▶ WORK TO BE COMPLETED: Copy every entry word for word, but skip the pictures.
— begin —
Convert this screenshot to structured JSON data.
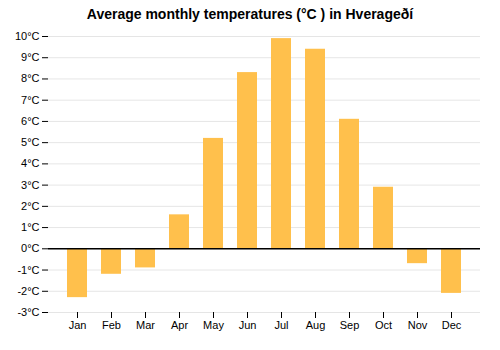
{
  "chart_data": {
    "type": "bar",
    "title": "Average monthly temperatures (°C ) in Hverageðí",
    "categories": [
      "Jan",
      "Feb",
      "Mar",
      "Apr",
      "May",
      "Jun",
      "Jul",
      "Aug",
      "Sep",
      "Oct",
      "Nov",
      "Dec"
    ],
    "values": [
      -2.3,
      -1.2,
      -0.9,
      1.6,
      5.2,
      8.3,
      9.9,
      9.4,
      6.1,
      2.9,
      -0.7,
      -2.1
    ],
    "color": "#FFC04C",
    "ylim": [
      -3,
      10
    ],
    "yticks": [
      {
        "value": -3,
        "label": "-3°C"
      },
      {
        "value": -2,
        "label": "-2°C"
      },
      {
        "value": -1,
        "label": "-1°C"
      },
      {
        "value": 0,
        "label": "0°C"
      },
      {
        "value": 1,
        "label": "1°C"
      },
      {
        "value": 2,
        "label": "2°C"
      },
      {
        "value": 3,
        "label": "3°C"
      },
      {
        "value": 4,
        "label": "4°C"
      },
      {
        "value": 5,
        "label": "5°C"
      },
      {
        "value": 6,
        "label": "6°C"
      },
      {
        "value": 7,
        "label": "7°C"
      },
      {
        "value": 8,
        "label": "8°C"
      },
      {
        "value": 9,
        "label": "9°C"
      },
      {
        "value": 10,
        "label": "10°C"
      }
    ],
    "grid": true
  }
}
— end —
▶ RESPONSE FOR THIS EXERCISE:
Convert this screenshot to structured JSON data.
{
  "chart_data": {
    "type": "bar",
    "title": "Average monthly temperatures (°C ) in Hverageðí",
    "categories": [
      "Jan",
      "Feb",
      "Mar",
      "Apr",
      "May",
      "Jun",
      "Jul",
      "Aug",
      "Sep",
      "Oct",
      "Nov",
      "Dec"
    ],
    "values": [
      -2.3,
      -1.2,
      -0.9,
      1.6,
      5.2,
      8.3,
      9.9,
      9.4,
      6.1,
      2.9,
      -0.7,
      -2.1
    ],
    "color": "#FFC04C",
    "ylim": [
      -3,
      10
    ],
    "yticks": [
      {
        "value": -3,
        "label": "-3°C"
      },
      {
        "value": -2,
        "label": "-2°C"
      },
      {
        "value": -1,
        "label": "-1°C"
      },
      {
        "value": 0,
        "label": "0°C"
      },
      {
        "value": 1,
        "label": "1°C"
      },
      {
        "value": 2,
        "label": "2°C"
      },
      {
        "value": 3,
        "label": "3°C"
      },
      {
        "value": 4,
        "label": "4°C"
      },
      {
        "value": 5,
        "label": "5°C"
      },
      {
        "value": 6,
        "label": "6°C"
      },
      {
        "value": 7,
        "label": "7°C"
      },
      {
        "value": 8,
        "label": "8°C"
      },
      {
        "value": 9,
        "label": "9°C"
      },
      {
        "value": 10,
        "label": "10°C"
      }
    ],
    "grid": true
  }
}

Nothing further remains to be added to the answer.